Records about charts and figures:
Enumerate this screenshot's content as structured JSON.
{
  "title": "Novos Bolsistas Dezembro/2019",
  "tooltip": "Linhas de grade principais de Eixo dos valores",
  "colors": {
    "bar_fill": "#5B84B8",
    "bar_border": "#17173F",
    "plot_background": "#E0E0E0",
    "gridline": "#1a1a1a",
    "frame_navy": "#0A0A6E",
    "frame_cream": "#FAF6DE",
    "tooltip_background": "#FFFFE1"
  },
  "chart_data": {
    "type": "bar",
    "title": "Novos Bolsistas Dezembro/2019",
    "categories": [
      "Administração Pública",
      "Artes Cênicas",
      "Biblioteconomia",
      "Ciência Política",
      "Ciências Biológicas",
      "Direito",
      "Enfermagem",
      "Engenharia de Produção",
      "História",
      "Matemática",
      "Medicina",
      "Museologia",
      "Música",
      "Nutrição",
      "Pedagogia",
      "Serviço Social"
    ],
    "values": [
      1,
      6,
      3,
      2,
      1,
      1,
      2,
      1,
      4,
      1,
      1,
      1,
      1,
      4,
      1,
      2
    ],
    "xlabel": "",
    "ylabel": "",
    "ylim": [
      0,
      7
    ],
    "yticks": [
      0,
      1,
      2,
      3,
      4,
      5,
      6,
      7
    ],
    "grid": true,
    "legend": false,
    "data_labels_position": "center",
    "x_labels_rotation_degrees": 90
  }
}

* Problem details
Pull out every line in the material above where "Bolsistas" occurs.

* Solution to the problem
  "title": "Novos Bolsistas Dezembro/2019",
    "title": "Novos Bolsistas Dezembro/2019",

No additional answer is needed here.